Saved entries:
__________

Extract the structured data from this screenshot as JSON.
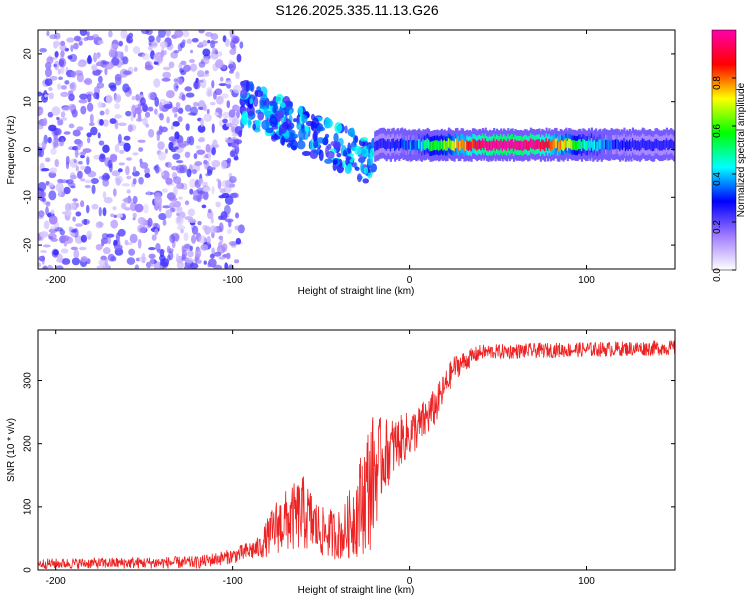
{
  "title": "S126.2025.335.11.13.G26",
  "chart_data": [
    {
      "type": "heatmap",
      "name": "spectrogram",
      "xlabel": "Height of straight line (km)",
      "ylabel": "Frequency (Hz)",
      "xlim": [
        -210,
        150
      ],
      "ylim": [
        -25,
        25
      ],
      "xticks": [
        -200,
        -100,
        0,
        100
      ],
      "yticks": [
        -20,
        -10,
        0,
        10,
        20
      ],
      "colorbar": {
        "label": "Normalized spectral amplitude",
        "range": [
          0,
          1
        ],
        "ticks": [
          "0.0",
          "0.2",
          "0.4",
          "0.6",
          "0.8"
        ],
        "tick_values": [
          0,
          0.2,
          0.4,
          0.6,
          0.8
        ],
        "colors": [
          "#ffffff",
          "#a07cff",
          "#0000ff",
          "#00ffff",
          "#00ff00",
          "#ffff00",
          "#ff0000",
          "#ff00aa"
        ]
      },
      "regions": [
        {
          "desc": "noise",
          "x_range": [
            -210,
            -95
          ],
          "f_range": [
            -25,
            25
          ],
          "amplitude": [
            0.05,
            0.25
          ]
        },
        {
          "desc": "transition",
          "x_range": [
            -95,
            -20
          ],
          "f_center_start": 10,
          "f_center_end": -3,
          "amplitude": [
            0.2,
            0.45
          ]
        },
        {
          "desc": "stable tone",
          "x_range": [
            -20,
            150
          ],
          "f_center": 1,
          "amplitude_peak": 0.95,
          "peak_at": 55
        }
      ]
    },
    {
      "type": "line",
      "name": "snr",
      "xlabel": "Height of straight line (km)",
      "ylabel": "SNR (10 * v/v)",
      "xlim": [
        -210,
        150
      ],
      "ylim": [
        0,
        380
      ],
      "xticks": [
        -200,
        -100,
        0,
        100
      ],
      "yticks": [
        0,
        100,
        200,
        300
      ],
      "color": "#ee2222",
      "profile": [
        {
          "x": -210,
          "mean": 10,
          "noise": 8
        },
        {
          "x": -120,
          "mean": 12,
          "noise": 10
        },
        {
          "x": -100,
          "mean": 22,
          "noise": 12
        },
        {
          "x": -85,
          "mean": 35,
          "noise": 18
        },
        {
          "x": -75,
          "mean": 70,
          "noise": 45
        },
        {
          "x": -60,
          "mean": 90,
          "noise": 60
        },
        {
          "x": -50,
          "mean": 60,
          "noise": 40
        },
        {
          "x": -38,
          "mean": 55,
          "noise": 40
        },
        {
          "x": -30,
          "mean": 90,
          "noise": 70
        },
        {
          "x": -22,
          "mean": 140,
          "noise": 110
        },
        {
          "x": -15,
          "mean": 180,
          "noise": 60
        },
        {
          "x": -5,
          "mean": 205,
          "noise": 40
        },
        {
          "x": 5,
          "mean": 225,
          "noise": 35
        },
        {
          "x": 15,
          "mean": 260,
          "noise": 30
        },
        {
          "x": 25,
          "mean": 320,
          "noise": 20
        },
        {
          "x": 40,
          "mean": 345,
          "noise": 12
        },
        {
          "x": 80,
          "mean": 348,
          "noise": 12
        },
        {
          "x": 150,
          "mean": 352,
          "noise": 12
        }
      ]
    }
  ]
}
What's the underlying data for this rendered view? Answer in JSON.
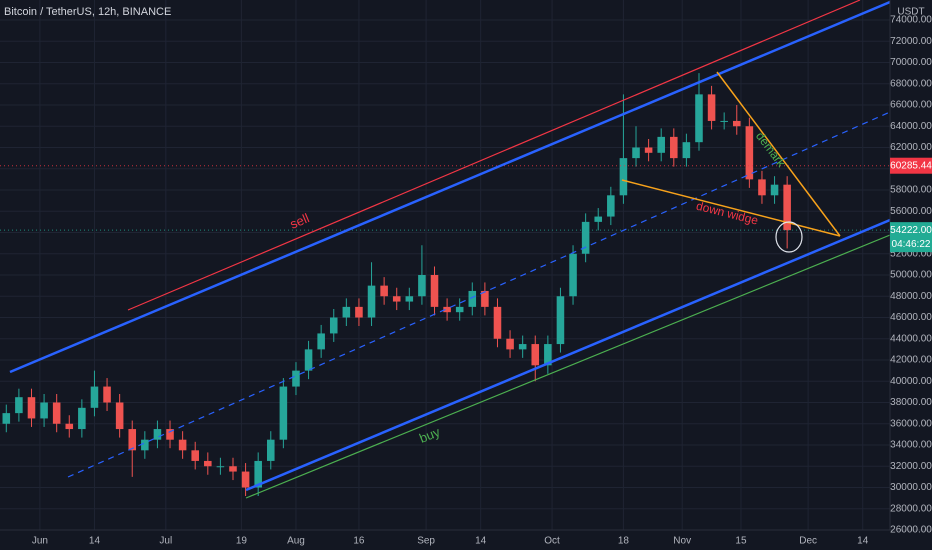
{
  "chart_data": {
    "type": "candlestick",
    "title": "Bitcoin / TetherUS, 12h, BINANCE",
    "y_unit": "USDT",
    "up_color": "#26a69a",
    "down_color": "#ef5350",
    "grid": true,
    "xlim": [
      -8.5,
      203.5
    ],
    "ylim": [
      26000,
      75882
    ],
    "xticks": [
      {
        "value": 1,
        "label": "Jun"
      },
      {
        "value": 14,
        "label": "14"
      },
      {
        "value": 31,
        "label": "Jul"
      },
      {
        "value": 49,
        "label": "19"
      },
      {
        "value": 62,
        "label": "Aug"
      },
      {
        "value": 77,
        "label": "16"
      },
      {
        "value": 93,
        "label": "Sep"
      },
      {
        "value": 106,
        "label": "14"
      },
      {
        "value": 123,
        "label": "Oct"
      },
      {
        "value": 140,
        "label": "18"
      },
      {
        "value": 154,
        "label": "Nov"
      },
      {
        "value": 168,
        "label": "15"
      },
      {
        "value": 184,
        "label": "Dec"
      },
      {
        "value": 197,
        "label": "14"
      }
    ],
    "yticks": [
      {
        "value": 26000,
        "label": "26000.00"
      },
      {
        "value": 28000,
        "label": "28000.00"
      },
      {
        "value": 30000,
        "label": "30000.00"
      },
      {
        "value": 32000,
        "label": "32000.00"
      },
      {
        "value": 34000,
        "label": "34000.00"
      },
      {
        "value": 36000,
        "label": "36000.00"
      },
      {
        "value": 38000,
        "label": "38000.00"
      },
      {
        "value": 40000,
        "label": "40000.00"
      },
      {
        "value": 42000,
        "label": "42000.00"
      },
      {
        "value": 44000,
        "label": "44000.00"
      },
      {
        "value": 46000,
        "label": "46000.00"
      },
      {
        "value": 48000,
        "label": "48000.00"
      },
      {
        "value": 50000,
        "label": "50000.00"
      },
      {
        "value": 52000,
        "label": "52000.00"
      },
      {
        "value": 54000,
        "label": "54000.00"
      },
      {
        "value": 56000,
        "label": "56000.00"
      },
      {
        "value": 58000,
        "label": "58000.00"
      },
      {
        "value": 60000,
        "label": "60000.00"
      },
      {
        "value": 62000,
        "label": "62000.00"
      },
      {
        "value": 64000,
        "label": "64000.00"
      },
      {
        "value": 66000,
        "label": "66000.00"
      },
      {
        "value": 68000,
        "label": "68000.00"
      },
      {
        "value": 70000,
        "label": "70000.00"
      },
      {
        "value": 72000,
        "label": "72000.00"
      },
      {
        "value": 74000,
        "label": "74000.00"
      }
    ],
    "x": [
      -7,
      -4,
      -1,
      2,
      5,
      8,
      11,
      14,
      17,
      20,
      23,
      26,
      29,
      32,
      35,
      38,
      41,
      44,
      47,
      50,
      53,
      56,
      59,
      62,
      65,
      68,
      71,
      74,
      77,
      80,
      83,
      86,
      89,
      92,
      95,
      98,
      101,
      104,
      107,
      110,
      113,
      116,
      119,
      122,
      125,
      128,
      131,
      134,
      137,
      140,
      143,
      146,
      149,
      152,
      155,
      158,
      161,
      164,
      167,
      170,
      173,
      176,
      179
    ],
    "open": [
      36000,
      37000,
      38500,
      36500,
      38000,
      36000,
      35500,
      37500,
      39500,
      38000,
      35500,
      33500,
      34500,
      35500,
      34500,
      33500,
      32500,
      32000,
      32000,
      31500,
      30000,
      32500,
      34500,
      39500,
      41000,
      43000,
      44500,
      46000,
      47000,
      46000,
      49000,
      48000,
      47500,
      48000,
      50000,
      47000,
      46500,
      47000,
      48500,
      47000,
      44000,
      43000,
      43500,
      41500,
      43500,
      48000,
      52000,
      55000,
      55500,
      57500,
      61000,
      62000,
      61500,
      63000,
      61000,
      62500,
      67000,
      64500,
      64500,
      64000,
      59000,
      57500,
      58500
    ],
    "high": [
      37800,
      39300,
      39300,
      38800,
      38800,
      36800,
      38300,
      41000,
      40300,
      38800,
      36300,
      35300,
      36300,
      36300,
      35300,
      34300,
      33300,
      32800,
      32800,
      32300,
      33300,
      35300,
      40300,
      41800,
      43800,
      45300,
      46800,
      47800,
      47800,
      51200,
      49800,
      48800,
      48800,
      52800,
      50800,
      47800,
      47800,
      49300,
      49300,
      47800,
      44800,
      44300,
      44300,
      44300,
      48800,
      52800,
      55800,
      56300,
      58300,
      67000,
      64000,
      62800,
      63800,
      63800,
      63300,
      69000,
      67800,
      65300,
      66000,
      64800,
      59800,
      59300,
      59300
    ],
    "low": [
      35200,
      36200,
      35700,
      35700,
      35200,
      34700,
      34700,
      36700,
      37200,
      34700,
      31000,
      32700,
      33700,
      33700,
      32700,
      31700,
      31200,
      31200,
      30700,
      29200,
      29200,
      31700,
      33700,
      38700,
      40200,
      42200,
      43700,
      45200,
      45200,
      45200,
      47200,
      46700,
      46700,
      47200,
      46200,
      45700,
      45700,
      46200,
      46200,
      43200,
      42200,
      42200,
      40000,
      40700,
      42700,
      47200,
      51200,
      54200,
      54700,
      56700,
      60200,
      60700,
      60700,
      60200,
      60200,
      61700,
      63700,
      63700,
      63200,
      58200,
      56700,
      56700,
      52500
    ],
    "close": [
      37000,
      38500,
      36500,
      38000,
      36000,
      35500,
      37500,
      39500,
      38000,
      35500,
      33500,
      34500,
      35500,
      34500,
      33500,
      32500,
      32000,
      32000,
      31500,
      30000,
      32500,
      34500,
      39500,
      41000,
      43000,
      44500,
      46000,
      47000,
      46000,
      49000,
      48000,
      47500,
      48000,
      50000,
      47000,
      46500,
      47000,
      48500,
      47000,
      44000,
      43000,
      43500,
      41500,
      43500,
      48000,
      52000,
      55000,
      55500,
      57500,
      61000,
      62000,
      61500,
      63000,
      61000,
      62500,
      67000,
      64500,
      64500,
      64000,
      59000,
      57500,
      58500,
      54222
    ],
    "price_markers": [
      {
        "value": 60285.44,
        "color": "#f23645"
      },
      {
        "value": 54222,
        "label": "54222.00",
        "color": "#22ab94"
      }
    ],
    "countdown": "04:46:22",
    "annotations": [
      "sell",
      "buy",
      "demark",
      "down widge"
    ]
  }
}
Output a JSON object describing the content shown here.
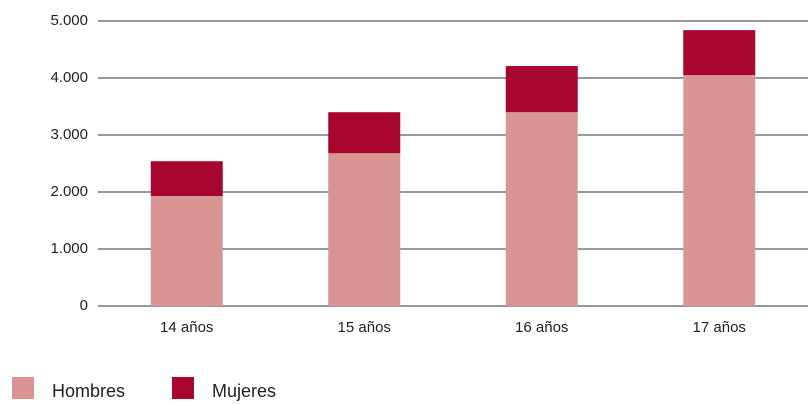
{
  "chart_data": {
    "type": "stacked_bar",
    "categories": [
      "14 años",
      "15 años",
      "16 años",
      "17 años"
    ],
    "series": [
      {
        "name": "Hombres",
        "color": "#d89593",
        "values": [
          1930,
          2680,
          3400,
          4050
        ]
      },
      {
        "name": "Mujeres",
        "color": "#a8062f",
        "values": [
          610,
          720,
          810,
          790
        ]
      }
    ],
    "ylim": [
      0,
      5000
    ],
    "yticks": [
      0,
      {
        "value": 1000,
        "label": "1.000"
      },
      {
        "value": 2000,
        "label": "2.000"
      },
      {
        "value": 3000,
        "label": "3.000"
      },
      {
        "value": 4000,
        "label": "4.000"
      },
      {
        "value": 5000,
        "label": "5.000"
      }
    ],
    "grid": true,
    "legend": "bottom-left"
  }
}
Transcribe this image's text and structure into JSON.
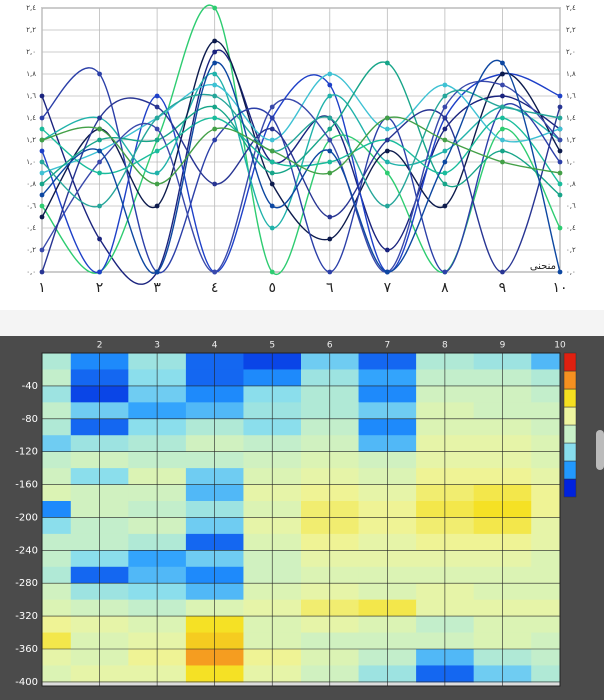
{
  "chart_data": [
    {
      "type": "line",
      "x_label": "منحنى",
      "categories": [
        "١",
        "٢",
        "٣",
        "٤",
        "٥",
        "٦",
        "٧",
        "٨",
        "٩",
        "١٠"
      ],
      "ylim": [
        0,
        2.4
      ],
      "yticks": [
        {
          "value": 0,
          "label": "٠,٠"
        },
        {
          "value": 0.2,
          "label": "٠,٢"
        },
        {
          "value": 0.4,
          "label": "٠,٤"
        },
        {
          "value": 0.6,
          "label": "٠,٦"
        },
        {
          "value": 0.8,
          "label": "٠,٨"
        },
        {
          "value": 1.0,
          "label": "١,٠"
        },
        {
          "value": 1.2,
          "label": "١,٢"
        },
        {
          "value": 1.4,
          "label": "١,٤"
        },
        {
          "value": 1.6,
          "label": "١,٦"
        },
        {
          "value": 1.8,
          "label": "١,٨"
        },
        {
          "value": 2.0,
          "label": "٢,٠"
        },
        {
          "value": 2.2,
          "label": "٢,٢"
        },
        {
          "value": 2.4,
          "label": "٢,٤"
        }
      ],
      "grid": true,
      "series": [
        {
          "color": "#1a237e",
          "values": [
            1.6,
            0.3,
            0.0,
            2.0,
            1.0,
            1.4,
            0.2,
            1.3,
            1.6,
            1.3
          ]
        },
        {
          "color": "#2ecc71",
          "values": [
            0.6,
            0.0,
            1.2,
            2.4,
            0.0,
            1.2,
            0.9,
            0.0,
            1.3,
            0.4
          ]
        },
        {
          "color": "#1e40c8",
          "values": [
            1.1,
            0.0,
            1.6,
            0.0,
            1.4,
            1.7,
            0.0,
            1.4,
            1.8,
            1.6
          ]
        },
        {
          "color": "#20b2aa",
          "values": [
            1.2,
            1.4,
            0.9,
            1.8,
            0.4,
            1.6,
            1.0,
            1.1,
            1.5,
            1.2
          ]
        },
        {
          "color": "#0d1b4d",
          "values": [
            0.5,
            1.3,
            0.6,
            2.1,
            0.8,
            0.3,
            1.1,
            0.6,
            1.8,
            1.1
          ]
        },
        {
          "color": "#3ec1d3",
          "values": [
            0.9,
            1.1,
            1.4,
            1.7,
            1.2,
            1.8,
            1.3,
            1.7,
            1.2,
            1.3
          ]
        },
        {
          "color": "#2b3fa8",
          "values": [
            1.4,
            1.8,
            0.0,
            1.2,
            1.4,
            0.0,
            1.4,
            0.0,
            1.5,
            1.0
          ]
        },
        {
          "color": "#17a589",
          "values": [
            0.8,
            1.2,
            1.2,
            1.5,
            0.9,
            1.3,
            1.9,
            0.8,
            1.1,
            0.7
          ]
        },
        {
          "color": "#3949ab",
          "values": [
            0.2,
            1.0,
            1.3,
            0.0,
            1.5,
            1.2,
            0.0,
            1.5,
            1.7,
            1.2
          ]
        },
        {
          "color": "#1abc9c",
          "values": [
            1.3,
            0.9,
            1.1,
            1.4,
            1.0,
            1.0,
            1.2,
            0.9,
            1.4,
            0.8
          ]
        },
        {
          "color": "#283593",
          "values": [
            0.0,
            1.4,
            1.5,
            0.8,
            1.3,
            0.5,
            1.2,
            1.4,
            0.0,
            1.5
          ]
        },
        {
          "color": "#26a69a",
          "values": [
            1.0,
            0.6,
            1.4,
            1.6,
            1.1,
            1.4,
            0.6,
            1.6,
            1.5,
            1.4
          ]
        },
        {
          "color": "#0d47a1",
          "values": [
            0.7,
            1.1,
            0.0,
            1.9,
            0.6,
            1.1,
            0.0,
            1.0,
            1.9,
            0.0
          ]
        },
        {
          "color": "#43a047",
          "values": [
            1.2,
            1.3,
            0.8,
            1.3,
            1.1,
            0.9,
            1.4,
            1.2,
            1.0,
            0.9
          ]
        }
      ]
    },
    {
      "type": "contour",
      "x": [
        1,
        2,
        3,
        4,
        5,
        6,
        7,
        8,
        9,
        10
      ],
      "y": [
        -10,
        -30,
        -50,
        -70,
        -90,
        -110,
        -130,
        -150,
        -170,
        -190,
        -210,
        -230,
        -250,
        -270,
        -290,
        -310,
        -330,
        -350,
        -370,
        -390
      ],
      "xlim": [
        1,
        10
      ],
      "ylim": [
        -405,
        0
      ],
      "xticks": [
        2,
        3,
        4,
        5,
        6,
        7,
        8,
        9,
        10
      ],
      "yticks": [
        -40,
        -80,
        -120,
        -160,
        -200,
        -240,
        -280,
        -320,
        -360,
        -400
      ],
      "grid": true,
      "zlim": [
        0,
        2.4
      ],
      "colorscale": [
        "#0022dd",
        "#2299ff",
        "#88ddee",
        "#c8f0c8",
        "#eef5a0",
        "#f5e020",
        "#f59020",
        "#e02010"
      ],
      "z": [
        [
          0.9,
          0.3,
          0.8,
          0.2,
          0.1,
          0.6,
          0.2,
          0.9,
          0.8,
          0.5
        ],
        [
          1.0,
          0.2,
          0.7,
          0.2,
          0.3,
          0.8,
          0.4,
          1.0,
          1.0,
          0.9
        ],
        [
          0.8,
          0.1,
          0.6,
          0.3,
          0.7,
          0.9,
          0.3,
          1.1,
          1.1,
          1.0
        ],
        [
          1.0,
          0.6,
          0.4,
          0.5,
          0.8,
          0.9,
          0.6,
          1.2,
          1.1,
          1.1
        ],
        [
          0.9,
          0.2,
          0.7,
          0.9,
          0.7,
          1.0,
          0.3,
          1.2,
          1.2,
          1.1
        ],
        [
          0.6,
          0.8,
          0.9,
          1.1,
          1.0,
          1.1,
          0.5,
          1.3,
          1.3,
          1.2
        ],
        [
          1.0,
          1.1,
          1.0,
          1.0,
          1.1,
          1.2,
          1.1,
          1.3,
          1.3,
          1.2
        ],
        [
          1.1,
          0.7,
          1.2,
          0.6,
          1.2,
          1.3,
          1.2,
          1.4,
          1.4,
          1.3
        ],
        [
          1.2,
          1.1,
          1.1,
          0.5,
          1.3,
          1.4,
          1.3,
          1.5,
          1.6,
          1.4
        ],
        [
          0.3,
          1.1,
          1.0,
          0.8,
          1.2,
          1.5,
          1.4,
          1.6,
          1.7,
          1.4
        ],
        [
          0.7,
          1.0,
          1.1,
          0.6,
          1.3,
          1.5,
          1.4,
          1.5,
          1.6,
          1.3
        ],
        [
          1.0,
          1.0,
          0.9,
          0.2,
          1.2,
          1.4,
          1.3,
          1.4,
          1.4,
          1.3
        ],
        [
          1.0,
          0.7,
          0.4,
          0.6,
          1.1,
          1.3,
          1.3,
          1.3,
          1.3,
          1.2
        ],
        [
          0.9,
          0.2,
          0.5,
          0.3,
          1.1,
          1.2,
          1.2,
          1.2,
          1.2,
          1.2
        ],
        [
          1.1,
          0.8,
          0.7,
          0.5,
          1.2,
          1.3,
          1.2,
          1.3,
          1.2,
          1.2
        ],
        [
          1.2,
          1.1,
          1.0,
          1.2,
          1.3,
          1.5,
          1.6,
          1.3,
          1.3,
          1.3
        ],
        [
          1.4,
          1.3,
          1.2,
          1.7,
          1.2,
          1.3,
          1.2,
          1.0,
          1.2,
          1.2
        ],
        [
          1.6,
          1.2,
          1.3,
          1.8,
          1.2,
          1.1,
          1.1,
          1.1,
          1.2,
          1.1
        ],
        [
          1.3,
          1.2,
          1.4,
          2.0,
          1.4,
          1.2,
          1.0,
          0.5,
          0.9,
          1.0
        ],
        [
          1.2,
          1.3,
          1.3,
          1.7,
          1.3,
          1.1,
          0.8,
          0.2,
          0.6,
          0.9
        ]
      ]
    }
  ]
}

__________

Check the data for the word "type" and pull out the lines that have it.

      "type": "heatmap",
      "type": "line",
    "type": "candlestick",
    "type": "stacked_bar",
      "type": "line",
      "type": "contour",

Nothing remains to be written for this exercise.